» **Given request**
Return each line of the records holding the string "狂犬病による死亡事例".

» **Data in this exercise**
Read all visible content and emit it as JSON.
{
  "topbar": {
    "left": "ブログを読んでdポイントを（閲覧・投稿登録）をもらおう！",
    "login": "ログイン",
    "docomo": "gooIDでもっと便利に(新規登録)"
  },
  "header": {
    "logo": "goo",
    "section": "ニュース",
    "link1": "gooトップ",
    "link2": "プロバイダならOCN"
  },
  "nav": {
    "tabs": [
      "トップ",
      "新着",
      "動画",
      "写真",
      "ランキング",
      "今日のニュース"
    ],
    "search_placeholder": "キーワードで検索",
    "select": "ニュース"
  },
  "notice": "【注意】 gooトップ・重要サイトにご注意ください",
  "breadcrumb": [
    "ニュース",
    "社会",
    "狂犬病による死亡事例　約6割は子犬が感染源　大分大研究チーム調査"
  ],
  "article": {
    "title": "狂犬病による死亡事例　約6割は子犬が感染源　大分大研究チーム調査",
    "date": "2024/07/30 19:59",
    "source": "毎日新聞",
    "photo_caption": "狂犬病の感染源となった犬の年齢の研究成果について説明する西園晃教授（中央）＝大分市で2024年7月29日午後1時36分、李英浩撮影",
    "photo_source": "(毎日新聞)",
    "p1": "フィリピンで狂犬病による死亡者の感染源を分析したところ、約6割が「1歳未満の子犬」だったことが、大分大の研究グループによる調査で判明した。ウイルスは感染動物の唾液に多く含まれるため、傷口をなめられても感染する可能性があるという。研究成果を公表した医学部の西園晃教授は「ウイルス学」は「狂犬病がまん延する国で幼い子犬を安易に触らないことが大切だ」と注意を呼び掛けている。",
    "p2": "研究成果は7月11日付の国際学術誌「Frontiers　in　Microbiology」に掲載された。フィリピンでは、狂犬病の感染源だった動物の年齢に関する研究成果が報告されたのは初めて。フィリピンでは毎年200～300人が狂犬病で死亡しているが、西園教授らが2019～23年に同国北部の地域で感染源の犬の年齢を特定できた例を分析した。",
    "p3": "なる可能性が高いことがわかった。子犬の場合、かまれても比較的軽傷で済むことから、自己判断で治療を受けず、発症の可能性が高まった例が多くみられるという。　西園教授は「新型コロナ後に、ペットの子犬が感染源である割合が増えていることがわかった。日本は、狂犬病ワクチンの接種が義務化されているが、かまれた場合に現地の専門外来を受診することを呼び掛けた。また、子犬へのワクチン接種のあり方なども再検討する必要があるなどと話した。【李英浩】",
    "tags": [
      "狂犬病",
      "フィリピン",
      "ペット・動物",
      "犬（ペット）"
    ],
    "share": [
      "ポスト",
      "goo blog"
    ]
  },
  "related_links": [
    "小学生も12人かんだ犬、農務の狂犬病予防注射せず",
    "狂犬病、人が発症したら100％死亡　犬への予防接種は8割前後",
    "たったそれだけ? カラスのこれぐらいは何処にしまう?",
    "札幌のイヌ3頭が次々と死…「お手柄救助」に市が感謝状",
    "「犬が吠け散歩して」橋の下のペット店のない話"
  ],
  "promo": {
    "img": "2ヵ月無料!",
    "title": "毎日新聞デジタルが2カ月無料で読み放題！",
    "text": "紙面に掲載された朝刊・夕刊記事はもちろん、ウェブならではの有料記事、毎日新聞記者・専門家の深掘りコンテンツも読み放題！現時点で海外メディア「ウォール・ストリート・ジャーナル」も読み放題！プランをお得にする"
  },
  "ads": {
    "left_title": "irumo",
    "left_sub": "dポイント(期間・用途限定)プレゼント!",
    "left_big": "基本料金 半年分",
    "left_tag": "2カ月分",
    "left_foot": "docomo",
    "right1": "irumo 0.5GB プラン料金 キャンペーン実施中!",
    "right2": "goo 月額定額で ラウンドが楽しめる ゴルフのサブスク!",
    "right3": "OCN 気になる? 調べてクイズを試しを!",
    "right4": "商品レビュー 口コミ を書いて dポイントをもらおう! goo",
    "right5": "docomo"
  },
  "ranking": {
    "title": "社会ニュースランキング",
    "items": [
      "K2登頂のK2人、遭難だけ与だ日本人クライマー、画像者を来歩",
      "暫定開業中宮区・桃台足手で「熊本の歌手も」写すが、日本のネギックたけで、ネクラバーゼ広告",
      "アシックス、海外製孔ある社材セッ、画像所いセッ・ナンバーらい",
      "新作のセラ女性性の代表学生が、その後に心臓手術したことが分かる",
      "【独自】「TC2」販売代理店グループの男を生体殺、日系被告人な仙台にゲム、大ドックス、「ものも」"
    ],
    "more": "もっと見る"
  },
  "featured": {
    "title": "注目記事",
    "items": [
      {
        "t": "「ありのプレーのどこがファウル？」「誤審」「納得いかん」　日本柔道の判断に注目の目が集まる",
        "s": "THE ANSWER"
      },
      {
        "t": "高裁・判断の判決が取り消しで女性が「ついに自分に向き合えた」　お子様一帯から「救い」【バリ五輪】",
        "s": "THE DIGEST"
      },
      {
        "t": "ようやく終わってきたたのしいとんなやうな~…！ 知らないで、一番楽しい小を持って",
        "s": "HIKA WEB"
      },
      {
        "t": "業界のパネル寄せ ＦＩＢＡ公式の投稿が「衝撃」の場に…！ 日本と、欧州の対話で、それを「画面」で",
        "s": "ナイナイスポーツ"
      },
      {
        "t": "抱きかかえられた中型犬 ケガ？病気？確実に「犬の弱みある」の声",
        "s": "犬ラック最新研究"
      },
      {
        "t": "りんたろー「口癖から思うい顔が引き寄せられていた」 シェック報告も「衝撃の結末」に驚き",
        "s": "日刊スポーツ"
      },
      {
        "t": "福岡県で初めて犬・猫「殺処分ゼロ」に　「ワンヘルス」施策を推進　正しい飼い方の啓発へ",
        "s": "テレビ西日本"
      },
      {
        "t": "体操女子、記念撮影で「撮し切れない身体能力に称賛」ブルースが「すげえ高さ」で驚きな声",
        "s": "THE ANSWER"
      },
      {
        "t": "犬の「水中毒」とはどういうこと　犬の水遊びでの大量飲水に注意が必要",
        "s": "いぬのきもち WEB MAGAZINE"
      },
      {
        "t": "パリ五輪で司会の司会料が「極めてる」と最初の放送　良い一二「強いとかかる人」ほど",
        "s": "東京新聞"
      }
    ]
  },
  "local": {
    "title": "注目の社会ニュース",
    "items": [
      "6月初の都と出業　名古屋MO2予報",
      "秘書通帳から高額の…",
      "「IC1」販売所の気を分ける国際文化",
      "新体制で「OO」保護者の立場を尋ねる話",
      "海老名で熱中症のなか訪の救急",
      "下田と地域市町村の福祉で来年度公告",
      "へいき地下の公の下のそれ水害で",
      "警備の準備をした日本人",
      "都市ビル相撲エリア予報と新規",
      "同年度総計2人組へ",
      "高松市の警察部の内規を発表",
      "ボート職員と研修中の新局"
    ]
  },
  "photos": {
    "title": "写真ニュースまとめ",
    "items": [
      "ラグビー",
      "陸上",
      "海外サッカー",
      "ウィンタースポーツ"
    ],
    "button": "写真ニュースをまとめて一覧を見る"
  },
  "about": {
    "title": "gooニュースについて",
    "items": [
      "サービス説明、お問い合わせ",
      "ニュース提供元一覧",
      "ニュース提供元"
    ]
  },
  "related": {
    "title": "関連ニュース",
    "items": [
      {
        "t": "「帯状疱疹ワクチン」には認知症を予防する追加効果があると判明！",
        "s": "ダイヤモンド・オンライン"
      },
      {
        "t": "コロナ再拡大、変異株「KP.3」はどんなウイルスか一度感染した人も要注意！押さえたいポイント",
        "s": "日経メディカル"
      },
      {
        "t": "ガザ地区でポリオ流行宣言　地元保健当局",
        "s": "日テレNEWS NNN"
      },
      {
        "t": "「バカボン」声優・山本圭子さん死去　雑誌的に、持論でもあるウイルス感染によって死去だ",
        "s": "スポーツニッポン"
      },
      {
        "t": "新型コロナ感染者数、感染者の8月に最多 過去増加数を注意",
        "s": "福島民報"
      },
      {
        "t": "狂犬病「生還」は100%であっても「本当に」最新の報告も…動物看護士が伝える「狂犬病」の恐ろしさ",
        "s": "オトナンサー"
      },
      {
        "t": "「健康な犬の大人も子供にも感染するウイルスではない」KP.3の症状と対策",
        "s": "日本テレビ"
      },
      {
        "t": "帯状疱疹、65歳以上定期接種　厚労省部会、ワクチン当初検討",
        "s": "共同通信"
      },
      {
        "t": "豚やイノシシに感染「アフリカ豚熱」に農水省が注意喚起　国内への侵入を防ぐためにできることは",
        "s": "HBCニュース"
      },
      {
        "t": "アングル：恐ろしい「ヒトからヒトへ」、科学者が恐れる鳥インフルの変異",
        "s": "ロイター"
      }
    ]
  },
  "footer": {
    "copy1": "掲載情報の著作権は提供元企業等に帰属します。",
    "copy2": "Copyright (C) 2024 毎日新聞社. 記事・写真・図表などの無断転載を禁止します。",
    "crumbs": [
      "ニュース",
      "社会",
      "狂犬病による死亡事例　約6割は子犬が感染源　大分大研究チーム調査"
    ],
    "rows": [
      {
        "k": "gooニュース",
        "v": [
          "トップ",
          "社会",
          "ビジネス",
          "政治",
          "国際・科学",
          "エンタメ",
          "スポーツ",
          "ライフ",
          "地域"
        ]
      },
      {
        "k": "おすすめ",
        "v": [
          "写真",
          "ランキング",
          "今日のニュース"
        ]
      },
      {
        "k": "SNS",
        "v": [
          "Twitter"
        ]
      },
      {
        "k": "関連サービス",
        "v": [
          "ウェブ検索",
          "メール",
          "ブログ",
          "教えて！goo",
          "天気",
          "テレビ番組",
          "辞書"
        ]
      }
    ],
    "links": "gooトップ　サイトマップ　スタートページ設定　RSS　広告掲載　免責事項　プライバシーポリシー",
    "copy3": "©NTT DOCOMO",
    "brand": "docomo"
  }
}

» **Reply**
    "狂犬病による死亡事例　約6割は子犬が感染源　大分大研究チーム調査"
    "title": "狂犬病による死亡事例　約6割は子犬が感染源　大分大研究チーム調査",
      "狂犬病による死亡事例　約6割は子犬が感染源　大分大研究チーム調査"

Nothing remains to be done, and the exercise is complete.